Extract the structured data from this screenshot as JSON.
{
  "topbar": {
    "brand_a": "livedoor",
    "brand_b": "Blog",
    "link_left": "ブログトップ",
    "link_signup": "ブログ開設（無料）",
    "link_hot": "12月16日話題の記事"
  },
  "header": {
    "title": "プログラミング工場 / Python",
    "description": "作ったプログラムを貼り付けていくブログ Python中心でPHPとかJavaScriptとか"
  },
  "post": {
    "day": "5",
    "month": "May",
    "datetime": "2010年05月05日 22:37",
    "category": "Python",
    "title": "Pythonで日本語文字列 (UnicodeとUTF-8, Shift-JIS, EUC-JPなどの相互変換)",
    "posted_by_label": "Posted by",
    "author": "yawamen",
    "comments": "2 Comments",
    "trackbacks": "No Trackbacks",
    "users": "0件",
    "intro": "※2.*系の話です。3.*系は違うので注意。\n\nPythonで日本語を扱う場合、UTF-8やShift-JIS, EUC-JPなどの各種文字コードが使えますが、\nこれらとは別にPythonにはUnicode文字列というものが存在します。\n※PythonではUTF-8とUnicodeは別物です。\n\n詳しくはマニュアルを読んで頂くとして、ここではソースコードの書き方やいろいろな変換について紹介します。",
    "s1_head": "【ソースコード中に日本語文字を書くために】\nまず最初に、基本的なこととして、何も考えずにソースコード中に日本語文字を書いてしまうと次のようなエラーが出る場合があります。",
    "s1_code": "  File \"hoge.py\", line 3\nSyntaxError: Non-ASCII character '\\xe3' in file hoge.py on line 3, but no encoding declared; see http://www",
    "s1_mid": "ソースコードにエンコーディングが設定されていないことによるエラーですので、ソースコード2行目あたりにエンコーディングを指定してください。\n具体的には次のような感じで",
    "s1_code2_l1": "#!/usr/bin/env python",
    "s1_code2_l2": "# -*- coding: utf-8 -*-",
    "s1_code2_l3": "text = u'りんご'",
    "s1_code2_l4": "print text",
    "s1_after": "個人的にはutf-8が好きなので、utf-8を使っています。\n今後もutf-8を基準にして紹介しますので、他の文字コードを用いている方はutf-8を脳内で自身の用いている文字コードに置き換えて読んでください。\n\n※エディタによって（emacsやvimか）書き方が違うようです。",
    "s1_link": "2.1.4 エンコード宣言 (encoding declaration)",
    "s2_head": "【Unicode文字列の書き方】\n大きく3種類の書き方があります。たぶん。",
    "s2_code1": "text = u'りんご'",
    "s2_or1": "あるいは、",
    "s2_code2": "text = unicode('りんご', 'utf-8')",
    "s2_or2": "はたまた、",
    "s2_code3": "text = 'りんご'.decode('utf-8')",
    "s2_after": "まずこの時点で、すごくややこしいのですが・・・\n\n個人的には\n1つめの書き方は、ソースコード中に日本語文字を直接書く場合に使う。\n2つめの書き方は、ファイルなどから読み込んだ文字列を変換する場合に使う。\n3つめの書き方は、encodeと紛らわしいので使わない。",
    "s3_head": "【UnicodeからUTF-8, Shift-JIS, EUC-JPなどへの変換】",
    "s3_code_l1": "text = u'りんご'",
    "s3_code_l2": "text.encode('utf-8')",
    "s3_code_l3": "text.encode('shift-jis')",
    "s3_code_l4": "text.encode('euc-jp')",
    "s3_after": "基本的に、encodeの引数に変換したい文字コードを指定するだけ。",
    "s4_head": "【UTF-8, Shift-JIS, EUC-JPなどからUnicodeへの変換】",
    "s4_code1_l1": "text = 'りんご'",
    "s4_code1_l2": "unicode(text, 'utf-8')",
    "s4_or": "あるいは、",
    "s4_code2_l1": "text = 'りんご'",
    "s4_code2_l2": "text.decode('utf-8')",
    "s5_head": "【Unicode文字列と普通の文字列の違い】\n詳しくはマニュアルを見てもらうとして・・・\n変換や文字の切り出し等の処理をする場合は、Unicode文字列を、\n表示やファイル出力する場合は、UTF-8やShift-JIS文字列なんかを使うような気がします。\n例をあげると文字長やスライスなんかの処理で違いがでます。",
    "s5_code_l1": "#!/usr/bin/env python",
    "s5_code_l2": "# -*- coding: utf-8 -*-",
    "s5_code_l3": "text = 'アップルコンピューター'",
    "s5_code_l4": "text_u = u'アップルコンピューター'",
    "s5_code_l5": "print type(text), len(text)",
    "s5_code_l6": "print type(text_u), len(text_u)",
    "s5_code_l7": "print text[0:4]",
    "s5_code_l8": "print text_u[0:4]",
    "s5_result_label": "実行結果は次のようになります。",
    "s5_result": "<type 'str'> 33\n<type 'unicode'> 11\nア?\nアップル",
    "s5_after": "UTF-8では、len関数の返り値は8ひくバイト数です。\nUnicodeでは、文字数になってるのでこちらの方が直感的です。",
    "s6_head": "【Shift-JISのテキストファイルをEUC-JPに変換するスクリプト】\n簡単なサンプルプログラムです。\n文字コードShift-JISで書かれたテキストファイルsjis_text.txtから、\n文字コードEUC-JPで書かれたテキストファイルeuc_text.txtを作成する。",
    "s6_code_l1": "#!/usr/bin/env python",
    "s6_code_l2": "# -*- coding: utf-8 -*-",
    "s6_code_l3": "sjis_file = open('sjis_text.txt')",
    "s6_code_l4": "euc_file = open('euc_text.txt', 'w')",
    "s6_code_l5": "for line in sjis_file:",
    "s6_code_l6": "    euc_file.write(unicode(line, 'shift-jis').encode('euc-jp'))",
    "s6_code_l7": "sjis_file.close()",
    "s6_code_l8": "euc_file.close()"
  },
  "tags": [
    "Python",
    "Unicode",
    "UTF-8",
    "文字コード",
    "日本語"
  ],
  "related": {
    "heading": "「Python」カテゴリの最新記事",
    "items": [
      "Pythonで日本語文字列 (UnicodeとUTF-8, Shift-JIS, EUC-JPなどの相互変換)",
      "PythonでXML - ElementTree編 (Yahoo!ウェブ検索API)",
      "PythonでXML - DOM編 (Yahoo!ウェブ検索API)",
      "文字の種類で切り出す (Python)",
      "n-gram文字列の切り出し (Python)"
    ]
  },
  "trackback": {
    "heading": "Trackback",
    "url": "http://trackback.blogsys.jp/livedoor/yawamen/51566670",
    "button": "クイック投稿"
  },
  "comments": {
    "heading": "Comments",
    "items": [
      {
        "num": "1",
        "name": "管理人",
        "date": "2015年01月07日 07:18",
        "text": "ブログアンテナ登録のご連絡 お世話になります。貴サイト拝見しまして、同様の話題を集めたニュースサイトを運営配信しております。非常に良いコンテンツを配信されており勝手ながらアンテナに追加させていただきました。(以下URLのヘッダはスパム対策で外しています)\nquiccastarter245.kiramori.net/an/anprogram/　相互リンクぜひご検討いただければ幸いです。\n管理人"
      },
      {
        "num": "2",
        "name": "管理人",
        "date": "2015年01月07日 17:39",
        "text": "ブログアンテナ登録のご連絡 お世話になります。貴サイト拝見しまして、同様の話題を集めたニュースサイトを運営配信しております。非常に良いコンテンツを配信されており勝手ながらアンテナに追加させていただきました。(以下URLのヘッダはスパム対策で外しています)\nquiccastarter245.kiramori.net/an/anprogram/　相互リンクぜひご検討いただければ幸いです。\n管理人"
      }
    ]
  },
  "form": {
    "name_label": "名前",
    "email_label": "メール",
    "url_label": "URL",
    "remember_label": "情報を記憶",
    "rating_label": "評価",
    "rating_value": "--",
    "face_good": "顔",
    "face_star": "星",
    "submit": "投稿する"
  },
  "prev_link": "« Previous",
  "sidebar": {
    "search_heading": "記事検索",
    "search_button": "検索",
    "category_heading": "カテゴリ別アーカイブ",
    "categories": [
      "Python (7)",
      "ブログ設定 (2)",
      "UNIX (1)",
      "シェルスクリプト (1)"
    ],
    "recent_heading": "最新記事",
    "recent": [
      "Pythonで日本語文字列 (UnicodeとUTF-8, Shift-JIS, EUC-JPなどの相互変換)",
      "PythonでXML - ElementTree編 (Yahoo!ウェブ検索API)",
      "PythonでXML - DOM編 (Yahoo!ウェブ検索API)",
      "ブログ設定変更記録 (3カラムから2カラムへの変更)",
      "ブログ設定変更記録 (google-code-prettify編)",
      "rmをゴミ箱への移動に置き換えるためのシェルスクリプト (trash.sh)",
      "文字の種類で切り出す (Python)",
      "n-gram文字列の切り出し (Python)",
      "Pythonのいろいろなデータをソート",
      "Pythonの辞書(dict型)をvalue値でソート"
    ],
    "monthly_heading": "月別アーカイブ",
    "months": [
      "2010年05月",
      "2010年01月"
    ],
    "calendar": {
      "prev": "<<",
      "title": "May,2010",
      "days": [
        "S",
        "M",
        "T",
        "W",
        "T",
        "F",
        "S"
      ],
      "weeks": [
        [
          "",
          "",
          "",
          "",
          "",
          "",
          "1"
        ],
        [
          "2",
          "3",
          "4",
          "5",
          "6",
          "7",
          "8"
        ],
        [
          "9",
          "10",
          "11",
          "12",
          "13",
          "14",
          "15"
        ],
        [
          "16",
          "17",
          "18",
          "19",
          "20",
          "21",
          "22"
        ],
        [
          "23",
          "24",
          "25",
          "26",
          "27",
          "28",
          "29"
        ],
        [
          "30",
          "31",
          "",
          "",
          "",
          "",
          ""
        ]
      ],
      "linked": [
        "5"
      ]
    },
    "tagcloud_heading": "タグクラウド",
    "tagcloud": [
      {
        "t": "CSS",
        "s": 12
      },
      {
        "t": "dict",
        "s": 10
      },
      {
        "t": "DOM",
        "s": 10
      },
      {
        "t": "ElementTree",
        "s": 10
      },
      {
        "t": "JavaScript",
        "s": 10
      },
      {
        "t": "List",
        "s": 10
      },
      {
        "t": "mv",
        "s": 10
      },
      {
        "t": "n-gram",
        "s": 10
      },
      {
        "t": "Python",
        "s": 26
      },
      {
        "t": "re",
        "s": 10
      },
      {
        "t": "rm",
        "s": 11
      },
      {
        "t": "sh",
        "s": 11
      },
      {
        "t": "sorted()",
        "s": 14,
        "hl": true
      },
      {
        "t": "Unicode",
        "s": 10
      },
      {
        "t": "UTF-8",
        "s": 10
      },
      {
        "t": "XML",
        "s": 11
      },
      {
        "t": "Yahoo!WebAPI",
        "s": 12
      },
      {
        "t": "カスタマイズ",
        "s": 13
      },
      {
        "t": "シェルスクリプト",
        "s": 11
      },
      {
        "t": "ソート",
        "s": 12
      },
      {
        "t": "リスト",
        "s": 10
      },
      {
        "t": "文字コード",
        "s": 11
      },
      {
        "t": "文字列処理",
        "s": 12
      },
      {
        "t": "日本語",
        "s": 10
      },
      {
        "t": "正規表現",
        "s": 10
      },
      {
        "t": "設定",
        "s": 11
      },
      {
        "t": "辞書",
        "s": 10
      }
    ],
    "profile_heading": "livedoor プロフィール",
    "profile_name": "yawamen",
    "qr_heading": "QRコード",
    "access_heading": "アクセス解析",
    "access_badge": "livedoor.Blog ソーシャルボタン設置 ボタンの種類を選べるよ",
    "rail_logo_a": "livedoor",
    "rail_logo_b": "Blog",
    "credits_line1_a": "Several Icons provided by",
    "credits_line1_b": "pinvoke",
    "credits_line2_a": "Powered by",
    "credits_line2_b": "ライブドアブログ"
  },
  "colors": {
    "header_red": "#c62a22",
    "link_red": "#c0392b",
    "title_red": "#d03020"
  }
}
****************************************
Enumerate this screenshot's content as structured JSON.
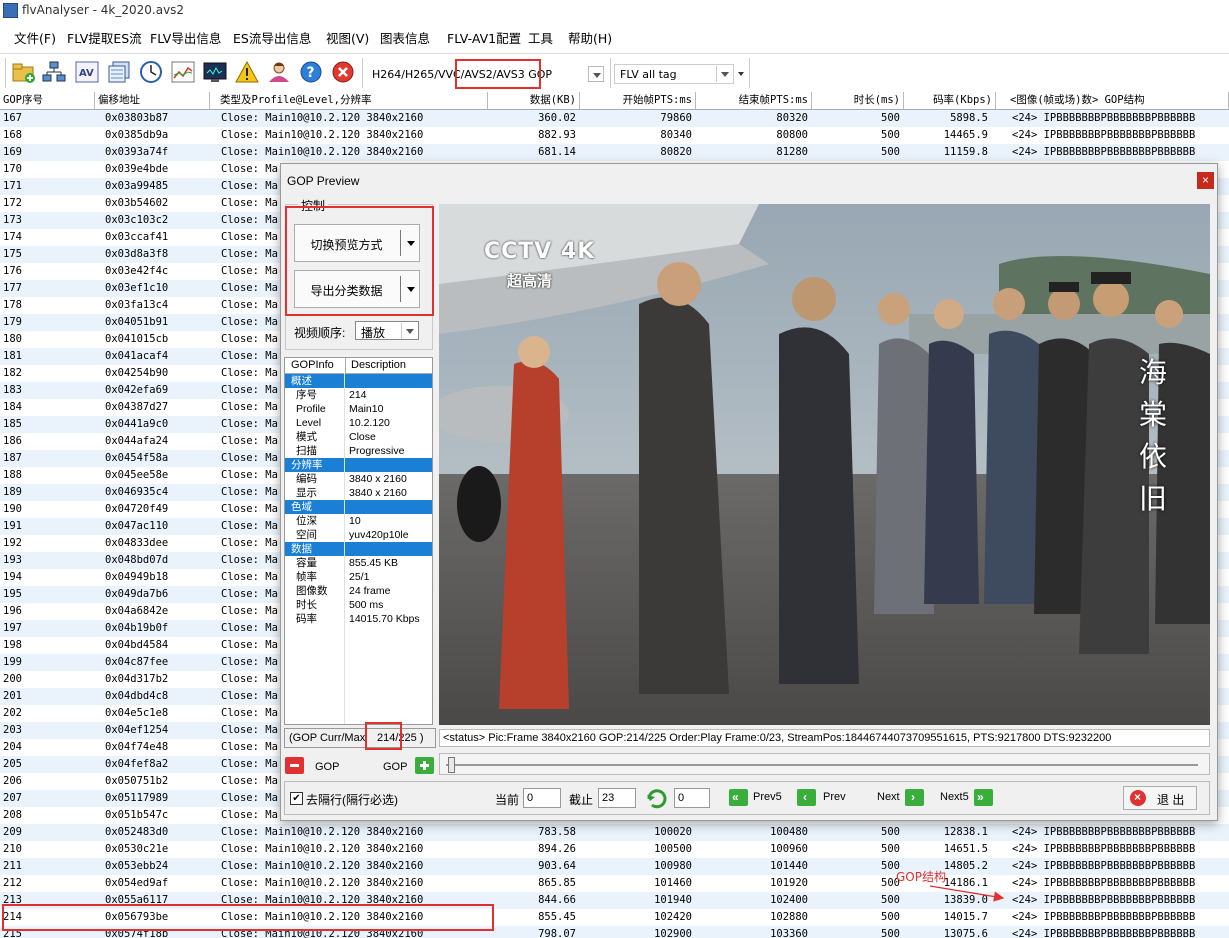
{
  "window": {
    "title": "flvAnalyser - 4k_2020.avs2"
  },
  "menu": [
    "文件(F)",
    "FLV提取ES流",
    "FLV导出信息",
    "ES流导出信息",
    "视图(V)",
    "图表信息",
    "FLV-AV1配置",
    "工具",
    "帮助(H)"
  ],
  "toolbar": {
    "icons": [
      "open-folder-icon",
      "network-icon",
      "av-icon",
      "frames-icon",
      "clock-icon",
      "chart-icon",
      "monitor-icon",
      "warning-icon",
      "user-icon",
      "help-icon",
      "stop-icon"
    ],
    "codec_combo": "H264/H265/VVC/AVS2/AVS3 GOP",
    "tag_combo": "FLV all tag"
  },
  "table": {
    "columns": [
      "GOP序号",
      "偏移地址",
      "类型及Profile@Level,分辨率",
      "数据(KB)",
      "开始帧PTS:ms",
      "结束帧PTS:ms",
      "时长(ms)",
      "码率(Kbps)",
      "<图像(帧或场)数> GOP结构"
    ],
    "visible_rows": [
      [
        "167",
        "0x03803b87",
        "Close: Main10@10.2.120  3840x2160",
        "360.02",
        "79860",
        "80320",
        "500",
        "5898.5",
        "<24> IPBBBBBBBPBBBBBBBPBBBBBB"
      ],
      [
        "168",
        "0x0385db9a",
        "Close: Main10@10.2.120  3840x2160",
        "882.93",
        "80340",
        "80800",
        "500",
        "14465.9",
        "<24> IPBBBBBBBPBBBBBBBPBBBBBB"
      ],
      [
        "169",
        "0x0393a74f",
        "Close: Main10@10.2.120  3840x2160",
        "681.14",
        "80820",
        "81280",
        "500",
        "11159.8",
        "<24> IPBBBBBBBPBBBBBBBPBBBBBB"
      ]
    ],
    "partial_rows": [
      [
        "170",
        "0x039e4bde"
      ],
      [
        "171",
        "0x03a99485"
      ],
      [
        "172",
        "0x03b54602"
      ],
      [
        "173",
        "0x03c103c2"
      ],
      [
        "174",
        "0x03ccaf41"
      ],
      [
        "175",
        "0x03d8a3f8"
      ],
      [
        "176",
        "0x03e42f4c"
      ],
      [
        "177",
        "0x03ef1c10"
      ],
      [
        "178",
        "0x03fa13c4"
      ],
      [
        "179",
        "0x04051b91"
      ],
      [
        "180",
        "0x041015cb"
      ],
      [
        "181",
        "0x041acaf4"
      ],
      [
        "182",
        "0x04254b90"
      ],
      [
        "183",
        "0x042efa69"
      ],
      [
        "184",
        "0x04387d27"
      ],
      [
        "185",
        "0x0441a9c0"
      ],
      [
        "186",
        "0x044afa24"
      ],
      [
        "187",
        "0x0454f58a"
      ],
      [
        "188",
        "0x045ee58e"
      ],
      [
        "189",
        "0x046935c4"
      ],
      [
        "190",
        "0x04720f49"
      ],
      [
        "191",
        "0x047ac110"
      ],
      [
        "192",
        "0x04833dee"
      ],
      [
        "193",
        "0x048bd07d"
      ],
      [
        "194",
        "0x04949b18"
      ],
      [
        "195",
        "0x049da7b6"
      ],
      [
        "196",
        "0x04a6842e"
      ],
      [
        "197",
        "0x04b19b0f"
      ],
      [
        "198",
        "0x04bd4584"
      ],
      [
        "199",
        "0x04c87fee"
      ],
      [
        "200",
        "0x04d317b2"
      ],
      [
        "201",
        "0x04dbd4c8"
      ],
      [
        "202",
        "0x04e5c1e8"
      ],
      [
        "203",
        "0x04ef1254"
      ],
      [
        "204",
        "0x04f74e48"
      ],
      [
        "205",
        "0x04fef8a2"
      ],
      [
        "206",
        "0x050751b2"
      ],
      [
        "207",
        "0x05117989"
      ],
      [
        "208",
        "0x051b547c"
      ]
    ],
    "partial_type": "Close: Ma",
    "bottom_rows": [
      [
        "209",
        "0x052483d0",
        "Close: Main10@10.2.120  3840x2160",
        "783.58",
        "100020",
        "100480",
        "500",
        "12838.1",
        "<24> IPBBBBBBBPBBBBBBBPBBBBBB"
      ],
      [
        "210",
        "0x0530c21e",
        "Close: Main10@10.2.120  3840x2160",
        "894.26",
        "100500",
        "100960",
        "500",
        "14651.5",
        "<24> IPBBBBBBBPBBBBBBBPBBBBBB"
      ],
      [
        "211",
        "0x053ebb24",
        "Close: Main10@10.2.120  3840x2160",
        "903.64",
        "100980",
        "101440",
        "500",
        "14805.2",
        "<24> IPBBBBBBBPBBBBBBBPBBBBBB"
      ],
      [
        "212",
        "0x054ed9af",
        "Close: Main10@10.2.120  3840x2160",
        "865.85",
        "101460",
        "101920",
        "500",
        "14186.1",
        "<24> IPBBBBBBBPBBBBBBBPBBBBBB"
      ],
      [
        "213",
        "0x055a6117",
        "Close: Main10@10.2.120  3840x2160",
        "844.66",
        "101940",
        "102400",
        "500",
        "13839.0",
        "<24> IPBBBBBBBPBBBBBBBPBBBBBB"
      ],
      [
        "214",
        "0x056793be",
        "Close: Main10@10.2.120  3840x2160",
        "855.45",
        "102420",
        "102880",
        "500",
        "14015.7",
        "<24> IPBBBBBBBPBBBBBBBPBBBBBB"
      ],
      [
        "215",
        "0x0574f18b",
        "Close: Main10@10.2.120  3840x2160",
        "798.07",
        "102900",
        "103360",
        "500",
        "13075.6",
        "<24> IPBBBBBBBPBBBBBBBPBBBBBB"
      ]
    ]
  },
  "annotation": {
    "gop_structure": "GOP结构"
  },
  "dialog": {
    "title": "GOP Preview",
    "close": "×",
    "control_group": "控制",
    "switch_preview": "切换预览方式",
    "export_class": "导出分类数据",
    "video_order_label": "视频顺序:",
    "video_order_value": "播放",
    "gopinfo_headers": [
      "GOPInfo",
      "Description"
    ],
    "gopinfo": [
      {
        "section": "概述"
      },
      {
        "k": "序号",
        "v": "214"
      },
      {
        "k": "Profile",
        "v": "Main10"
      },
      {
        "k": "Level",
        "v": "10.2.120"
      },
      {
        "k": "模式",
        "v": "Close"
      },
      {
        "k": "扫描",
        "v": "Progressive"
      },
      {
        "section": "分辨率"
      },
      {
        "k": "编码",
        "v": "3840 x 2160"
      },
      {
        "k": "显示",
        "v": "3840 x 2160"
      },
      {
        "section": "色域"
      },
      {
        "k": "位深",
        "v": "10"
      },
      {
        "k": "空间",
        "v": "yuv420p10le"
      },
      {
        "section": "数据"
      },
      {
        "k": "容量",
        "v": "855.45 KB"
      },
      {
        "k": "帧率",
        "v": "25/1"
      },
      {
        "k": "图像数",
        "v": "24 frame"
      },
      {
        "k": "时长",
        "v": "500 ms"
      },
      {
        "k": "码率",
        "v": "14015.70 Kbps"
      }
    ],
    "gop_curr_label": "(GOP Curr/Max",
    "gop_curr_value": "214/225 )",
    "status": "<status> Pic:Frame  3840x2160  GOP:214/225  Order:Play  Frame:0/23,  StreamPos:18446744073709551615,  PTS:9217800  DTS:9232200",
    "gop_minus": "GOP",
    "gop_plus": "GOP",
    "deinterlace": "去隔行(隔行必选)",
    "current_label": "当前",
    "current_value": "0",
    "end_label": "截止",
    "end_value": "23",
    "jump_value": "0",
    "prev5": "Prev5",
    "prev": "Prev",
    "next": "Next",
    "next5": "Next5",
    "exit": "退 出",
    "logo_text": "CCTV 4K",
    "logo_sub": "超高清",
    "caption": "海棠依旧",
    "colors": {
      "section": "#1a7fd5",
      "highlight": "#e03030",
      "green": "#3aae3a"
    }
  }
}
****************************************
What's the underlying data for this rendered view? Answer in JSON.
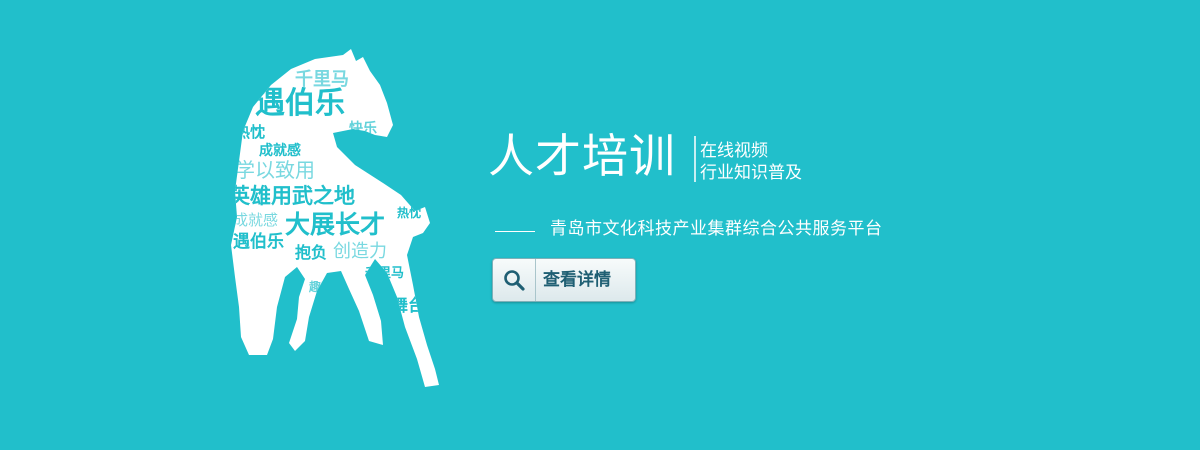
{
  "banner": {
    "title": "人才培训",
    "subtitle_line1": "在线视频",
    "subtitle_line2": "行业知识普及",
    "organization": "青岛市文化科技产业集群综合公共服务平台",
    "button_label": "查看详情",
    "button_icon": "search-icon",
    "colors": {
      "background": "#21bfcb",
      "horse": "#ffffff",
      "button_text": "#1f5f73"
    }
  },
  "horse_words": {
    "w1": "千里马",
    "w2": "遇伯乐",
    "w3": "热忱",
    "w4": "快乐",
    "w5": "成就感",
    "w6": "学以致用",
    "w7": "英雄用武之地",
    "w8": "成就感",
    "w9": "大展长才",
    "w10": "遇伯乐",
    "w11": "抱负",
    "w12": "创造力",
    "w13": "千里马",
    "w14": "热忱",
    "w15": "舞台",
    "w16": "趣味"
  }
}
****************************************
* JOB *
Check each line of the records above for the word "http", then give the number of lines that have it, with no other words.

* ANSWER *
2